Data entries
= = = = = = =
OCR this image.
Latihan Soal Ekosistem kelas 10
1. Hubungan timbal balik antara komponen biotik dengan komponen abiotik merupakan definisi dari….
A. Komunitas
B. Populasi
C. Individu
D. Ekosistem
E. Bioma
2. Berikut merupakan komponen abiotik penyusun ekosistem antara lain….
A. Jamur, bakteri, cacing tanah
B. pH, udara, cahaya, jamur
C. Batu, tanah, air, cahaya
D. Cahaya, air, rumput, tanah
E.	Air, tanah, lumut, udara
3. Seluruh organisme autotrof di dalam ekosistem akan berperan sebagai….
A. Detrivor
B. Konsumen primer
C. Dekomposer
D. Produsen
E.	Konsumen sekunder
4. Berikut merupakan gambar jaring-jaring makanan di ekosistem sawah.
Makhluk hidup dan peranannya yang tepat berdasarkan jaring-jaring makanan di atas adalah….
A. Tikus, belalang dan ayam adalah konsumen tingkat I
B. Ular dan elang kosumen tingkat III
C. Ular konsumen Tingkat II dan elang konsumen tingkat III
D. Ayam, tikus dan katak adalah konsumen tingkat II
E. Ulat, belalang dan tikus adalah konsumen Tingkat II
= = = = = = =
Select and copy each line from the data that includes the word "abiotik".

1. Hubungan timbal balik antara komponen biotik dengan komponen abiotik merupakan definisi dari….
2. Berikut merupakan komponen abiotik penyusun ekosistem antara lain….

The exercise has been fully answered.